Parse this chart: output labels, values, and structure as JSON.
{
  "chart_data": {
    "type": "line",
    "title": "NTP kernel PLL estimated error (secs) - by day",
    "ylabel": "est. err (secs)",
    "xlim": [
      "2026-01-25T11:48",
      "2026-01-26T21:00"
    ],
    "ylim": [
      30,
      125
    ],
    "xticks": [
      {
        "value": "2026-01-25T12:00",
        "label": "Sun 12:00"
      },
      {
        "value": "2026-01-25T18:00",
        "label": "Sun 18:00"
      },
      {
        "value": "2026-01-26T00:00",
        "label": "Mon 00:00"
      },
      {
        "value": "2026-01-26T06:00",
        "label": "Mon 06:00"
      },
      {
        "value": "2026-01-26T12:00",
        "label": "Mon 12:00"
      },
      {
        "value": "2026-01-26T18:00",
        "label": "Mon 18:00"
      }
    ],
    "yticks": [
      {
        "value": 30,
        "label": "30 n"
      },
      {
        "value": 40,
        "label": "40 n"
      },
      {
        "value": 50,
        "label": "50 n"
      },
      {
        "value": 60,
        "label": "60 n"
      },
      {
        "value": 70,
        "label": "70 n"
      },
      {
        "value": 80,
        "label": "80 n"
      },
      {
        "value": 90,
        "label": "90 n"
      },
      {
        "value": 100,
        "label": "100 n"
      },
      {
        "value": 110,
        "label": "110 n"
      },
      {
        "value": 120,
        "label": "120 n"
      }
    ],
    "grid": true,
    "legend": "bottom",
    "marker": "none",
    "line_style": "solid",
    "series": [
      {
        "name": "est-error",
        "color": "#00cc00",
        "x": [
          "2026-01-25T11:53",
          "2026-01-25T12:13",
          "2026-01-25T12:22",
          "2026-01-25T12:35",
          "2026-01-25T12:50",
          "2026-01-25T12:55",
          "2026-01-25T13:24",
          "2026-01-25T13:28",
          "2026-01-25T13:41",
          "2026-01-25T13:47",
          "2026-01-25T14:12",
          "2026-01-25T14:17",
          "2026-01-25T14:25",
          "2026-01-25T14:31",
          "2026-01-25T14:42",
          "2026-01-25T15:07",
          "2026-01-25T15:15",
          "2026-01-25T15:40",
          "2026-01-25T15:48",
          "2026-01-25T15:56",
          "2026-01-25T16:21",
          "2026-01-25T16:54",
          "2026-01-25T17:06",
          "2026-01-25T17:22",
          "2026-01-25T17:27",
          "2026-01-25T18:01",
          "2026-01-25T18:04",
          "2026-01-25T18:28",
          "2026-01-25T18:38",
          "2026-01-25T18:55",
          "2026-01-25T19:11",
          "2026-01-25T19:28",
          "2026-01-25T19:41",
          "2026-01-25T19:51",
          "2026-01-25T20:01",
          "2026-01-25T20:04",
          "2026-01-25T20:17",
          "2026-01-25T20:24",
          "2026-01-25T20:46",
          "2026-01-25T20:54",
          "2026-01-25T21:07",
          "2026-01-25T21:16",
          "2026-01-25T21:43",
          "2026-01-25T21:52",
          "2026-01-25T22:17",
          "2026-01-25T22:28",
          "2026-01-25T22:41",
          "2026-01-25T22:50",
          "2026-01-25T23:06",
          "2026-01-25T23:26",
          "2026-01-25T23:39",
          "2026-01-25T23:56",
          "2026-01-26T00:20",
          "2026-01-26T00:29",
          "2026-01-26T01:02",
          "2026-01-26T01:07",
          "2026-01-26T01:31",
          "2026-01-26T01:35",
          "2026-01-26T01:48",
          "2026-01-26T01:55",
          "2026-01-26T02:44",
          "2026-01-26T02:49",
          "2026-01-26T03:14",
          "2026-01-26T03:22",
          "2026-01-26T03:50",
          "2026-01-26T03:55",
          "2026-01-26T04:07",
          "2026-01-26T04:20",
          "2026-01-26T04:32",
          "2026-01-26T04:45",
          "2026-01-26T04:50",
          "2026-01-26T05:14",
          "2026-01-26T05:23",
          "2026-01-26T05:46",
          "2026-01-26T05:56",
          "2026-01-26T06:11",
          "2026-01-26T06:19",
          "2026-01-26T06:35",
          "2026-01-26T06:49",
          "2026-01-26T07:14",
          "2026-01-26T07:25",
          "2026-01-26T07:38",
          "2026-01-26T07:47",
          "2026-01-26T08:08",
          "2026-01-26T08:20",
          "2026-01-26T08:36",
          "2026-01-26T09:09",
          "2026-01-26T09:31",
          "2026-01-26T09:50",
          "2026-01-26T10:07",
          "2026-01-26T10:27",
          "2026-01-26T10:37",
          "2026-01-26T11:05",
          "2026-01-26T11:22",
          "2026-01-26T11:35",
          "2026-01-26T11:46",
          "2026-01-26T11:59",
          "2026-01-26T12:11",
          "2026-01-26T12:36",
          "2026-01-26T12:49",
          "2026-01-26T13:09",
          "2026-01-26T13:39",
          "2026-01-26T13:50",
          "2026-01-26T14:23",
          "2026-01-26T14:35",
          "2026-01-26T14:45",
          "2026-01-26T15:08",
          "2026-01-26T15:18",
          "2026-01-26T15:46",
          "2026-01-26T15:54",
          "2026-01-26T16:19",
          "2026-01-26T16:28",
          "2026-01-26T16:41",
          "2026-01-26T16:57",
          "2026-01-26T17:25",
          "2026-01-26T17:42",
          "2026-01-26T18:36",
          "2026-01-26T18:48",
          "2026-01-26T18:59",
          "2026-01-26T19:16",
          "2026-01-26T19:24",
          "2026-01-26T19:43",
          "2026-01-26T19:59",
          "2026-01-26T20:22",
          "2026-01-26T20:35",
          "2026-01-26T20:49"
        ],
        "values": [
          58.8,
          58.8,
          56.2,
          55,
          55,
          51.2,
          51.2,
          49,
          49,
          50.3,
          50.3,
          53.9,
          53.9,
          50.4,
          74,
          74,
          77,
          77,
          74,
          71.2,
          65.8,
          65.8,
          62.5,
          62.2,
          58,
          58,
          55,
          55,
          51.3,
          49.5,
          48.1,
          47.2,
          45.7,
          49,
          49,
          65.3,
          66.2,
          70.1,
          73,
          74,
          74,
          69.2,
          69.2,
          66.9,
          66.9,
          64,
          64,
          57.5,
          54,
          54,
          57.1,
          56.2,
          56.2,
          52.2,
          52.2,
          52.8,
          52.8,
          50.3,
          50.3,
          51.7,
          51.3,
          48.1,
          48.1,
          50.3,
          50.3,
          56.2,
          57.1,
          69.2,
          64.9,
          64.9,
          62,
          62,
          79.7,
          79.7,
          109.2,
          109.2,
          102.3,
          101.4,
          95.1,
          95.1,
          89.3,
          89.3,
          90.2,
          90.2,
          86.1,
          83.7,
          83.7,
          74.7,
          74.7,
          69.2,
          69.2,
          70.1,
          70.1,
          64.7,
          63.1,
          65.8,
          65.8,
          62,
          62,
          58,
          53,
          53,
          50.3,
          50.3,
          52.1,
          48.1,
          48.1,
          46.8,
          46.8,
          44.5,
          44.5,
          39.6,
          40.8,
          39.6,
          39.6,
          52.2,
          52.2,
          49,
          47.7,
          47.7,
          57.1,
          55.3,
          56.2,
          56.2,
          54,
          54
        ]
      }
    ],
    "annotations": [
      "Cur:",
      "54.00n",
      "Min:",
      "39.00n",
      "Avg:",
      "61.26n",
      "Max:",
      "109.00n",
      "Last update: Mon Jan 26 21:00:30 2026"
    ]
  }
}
++++++++
▶ [Given exercise]: Copy each line of the records containing the string "values".

▶ [Exercise answer]:
Parse this chart: output labels, values, and structure as JSON.
        "values": [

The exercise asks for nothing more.